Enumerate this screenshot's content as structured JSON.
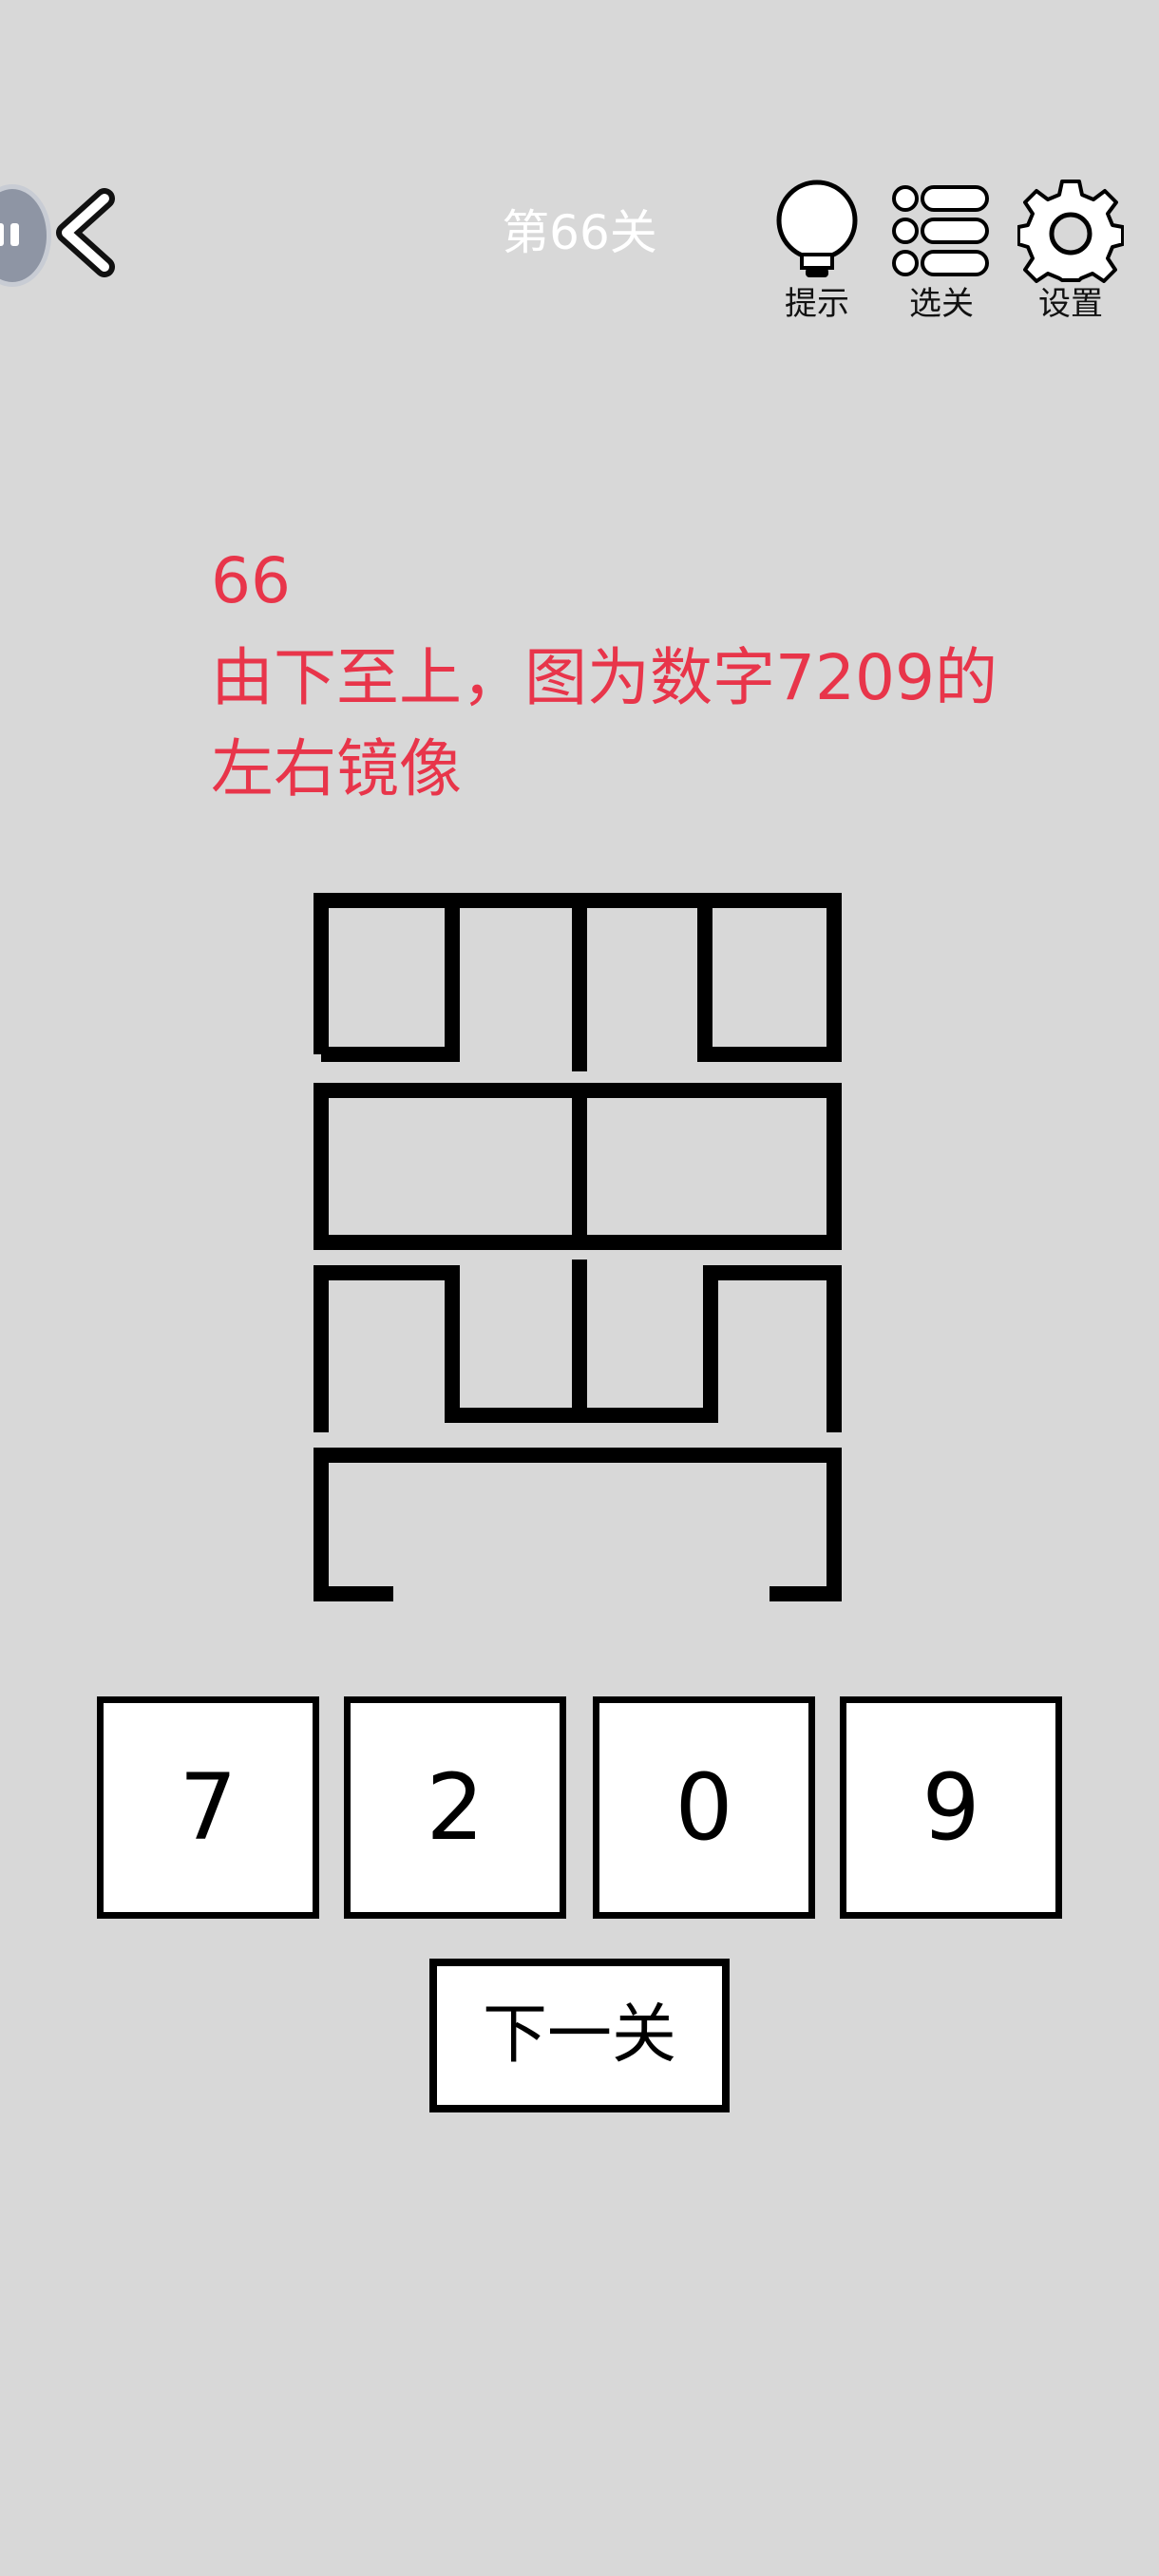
{
  "header": {
    "level_title": "第66关",
    "hint_label": "提示",
    "levels_label": "选关",
    "settings_label": "设置"
  },
  "question": {
    "number": "66",
    "line1": "由下至上，图为数字7209的",
    "line2": "左右镜像"
  },
  "answers": [
    "7",
    "2",
    "0",
    "9"
  ],
  "next_label": "下一关",
  "colors": {
    "background": "#d8d8d8",
    "question_text": "#e8354a",
    "title_text": "#ffffff"
  }
}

----

## Directions
Every record above should be transcribed exactly; the pictures stay out of the copy.

## Output of the task
Enumerate this screenshot's content as structured JSON.
{
  "header": {
    "level_title": "第66关",
    "hint_label": "提示",
    "levels_label": "选关",
    "settings_label": "设置"
  },
  "question": {
    "number": "66",
    "line1": "由下至上，图为数字7209的",
    "line2": "左右镜像"
  },
  "answers": [
    "7",
    "2",
    "0",
    "9"
  ],
  "next_label": "下一关",
  "colors": {
    "background": "#d8d8d8",
    "question_text": "#e8354a",
    "title_text": "#ffffff"
  }
}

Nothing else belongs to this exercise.